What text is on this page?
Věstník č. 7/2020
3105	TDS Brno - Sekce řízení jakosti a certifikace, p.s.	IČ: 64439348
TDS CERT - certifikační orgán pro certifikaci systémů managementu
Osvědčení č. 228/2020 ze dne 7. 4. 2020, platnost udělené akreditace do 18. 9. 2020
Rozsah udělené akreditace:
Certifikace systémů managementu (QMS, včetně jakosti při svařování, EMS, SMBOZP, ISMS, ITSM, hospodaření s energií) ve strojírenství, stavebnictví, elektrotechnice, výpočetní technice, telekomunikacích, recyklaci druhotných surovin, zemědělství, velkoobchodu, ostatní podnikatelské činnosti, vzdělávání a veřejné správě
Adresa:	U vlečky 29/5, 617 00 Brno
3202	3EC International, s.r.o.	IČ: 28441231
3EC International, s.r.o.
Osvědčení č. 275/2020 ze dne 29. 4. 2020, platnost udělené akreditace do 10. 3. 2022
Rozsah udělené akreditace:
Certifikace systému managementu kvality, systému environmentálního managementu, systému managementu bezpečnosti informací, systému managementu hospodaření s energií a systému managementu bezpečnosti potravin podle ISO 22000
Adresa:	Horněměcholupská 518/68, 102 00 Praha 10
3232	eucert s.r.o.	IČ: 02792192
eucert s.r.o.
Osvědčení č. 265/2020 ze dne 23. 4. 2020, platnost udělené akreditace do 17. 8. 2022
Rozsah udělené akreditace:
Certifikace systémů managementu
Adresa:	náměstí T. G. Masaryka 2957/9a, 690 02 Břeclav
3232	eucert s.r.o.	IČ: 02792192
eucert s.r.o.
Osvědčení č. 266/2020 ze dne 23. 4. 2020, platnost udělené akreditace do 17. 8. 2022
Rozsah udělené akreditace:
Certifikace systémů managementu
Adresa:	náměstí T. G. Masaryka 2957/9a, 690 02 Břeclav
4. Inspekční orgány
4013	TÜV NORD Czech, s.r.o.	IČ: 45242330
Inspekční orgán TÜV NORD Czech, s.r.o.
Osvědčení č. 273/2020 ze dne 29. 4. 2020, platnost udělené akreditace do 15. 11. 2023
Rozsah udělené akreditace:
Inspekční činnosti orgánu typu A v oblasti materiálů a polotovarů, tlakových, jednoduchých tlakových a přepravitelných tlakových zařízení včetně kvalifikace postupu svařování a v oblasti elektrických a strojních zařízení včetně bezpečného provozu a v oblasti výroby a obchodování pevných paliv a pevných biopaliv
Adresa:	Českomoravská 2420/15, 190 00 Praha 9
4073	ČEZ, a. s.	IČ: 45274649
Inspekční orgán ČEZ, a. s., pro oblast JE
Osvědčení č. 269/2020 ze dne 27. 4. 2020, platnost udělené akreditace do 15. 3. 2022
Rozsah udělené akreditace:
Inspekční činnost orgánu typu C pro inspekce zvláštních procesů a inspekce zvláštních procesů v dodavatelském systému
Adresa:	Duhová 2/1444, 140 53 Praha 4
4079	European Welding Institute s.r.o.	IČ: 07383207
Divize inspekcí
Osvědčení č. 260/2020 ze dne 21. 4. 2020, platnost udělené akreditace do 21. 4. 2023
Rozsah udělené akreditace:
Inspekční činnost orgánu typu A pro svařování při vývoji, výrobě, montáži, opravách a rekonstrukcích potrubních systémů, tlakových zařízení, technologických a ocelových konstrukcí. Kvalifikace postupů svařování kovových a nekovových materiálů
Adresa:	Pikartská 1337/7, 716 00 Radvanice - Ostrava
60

|---|

INSTRUCTION >> Your task is to output all of the data above word for word.

RESPONSE TO THIS TASK >>
What text is on this page?
Věstník č. 7/2020
3105	TDS Brno - Sekce řízení jakosti a certifikace, p.s.	IČ: 64439348
TDS CERT - certifikační orgán pro certifikaci systémů managementu
Osvědčení č. 228/2020 ze dne 7. 4. 2020, platnost udělené akreditace do 18. 9. 2020
Rozsah udělené akreditace:
Certifikace systémů managementu (QMS, včetně jakosti při svařování, EMS, SMBOZP, ISMS, ITSM, hospodaření s energií) ve strojírenství, stavebnictví, elektrotechnice, výpočetní technice, telekomunikacích, recyklaci druhotných surovin, zemědělství, velkoobchodu, ostatní podnikatelské činnosti, vzdělávání a veřejné správě
Adresa:	U vlečky 29/5, 617 00 Brno
3202	3EC International, s.r.o.	IČ: 28441231
3EC International, s.r.o.
Osvědčení č. 275/2020 ze dne 29. 4. 2020, platnost udělené akreditace do 10. 3. 2022
Rozsah udělené akreditace:
Certifikace systému managementu kvality, systému environmentálního managementu, systému managementu bezpečnosti informací, systému managementu hospodaření s energií a systému managementu bezpečnosti potravin podle ISO 22000
Adresa:	Horněměcholupská 518/68, 102 00 Praha 10
3232	eucert s.r.o.	IČ: 02792192
eucert s.r.o.
Osvědčení č. 265/2020 ze dne 23. 4. 2020, platnost udělené akreditace do 17. 8. 2022
Rozsah udělené akreditace:
Certifikace systémů managementu
Adresa:	náměstí T. G. Masaryka 2957/9a, 690 02 Břeclav
3232	eucert s.r.o.	IČ: 02792192
eucert s.r.o.
Osvědčení č. 266/2020 ze dne 23. 4. 2020, platnost udělené akreditace do 17. 8. 2022
Rozsah udělené akreditace:
Certifikace systémů managementu
Adresa:	náměstí T. G. Masaryka 2957/9a, 690 02 Břeclav
4. Inspekční orgány
4013	TÜV NORD Czech, s.r.o.	IČ: 45242330
Inspekční orgán TÜV NORD Czech, s.r.o.
Osvědčení č. 273/2020 ze dne 29. 4. 2020, platnost udělené akreditace do 15. 11. 2023
Rozsah udělené akreditace:
Inspekční činnosti orgánu typu A v oblasti materiálů a polotovarů, tlakových, jednoduchých tlakových a přepravitelných tlakových zařízení včetně kvalifikace postupu svařování a v oblasti elektrických a strojních zařízení včetně bezpečného provozu a v oblasti výroby a obchodování pevných paliv a pevných biopaliv
Adresa:	Českomoravská 2420/15, 190 00 Praha 9
4073	ČEZ, a. s.	IČ: 45274649
Inspekční orgán ČEZ, a. s., pro oblast JE
Osvědčení č. 269/2020 ze dne 27. 4. 2020, platnost udělené akreditace do 15. 3. 2022
Rozsah udělené akreditace:
Inspekční činnost orgánu typu C pro inspekce zvláštních procesů a inspekce zvláštních procesů v dodavatelském systému
Adresa:	Duhová 2/1444, 140 53 Praha 4
4079	European Welding Institute s.r.o.	IČ: 07383207
Divize inspekcí
Osvědčení č. 260/2020 ze dne 21. 4. 2020, platnost udělené akreditace do 21. 4. 2023
Rozsah udělené akreditace:
Inspekční činnost orgánu typu A pro svařování při vývoji, výrobě, montáži, opravách a rekonstrukcích potrubních systémů, tlakových zařízení, technologických a ocelových konstrukcí. Kvalifikace postupů svařování kovových a nekovových materiálů
Adresa:	Pikartská 1337/7, 716 00 Radvanice - Ostrava
60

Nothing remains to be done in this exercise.